**Problem requirements**
Examine each line of the data. Copy those that contain the string "aminozuren".

____________________

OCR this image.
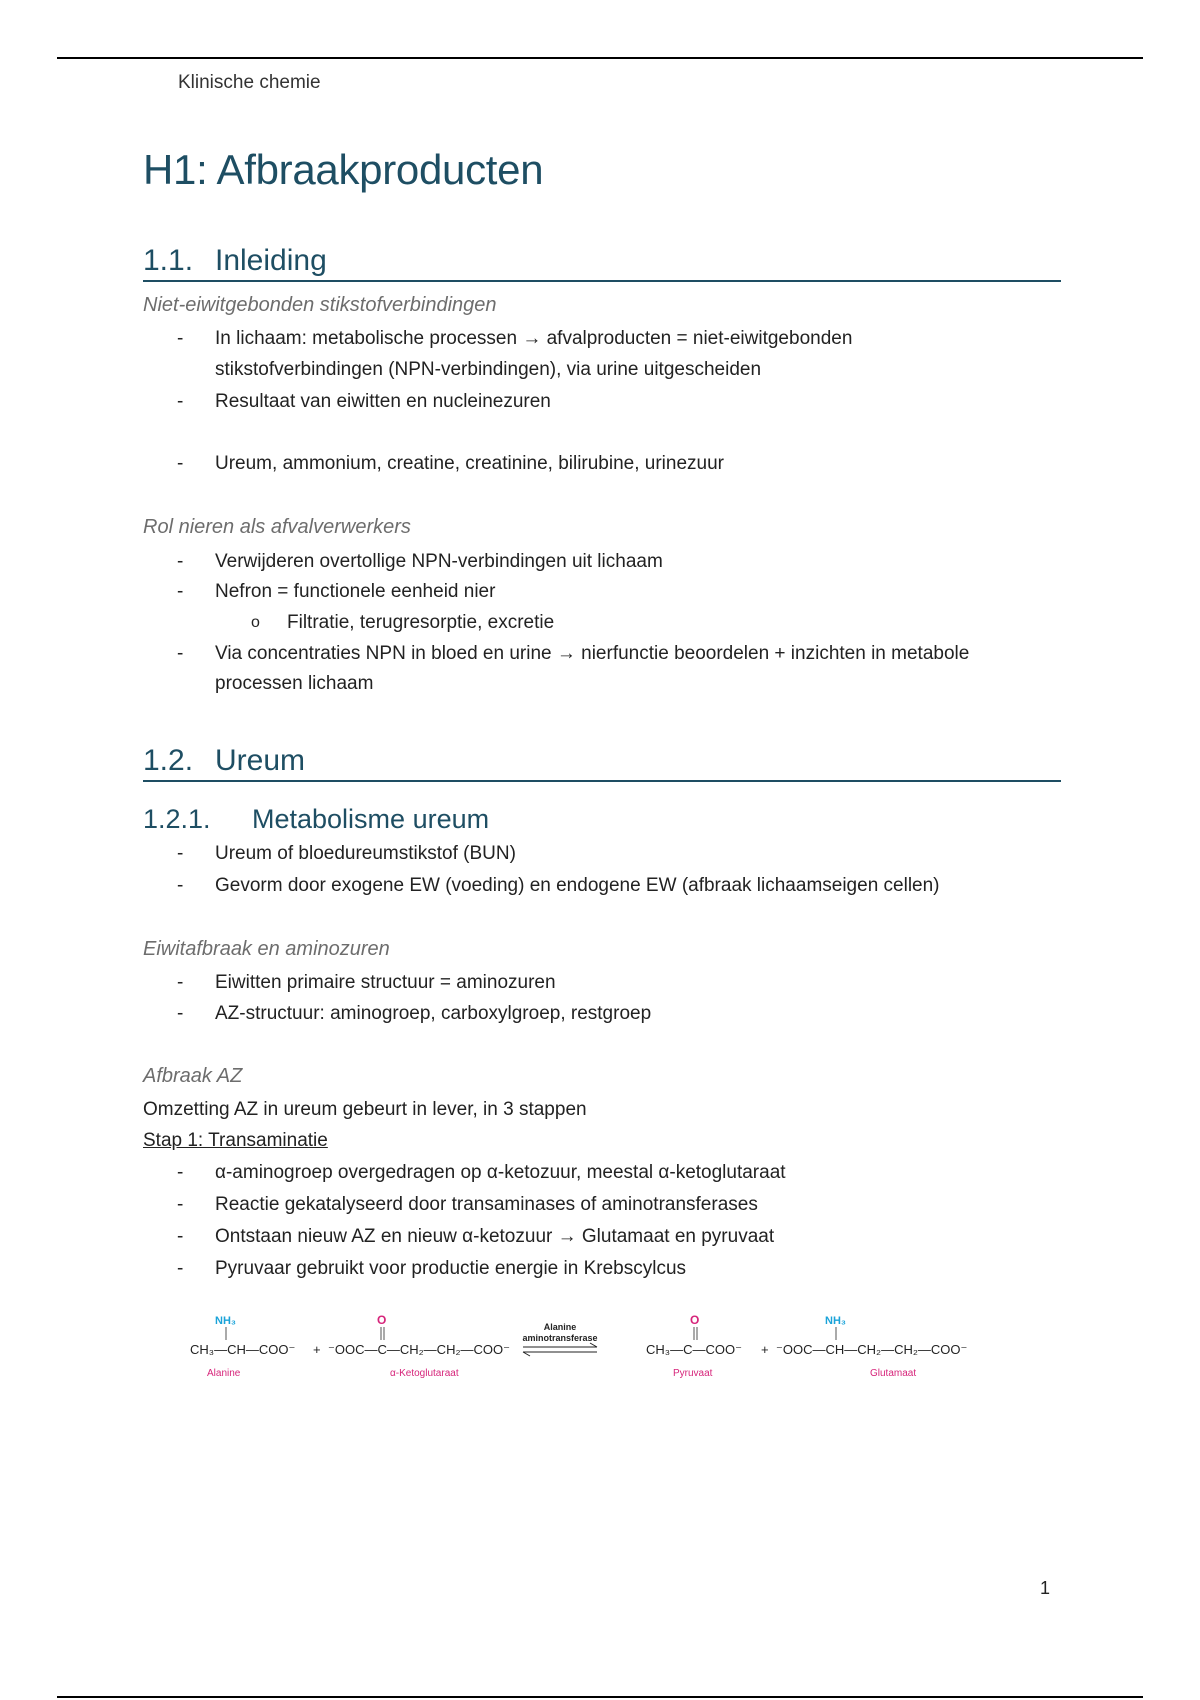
Klinische chemie
H1: Afbraakproducten
1.1. Inleiding
Niet-eiwitgebonden stikstofverbindingen
- In lichaam: metabolische processen → afvalproducten = niet-eiwitgebonden
stikstofverbindingen (NPN-verbindingen), via urine uitgescheiden
- Resultaat van eiwitten en nucleinezuren
- Ureum, ammonium, creatine, creatinine, bilirubine, urinezuur
Rol nieren als afvalverwerkers
- Verwijderen overtollige NPN-verbindingen uit lichaam
- Nefron = functionele eenheid nier
o Filtratie, terugresorptie, excretie
- Via concentraties NPN in bloed en urine → nierfunctie beoordelen + inzichten in metabole
processen lichaam
1.2. Ureum
1.2.1. Metabolisme ureum
- Ureum of bloedureumstikstof (BUN)
- Gevorm door exogene EW (voeding) en endogene EW (afbraak lichaamseigen cellen)
Eiwitafbraak en aminozuren
- Eiwitten primaire structuur = aminozuren
- AZ-structuur: aminogroep, carboxylgroep, restgroep
Afbraak AZ
Omzetting AZ in ureum gebeurt in lever, in 3 stappen
Stap 1: Transaminatie
- α-aminogroep overgedragen op α-ketozuur, meestal α-ketoglutaraat
- Reactie gekatalyseerd door transaminases of aminotransferases
- Ontstaan nieuw AZ en nieuw α-ketozuur → Glutamaat en pyruvaat
- Pyruvaar gebruikt voor productie energie in Krebscylcus
NH₃
CH₃—CH—COO⁻
Alanine
+
O
⁻OOC—C—CH₂—CH₂—COO⁻
α-Ketoglutaraat
Alanine
aminotransferase
O
CH₃—C—COO⁻
Pyruvaat
+
NH₃
⁻OOC—CH—CH₂—CH₂—COO⁻
Glutamaat
1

____________________

**Solution for this problem**
Eiwitafbraak en aminozuren
- Eiwitten primaire structuur = aminozuren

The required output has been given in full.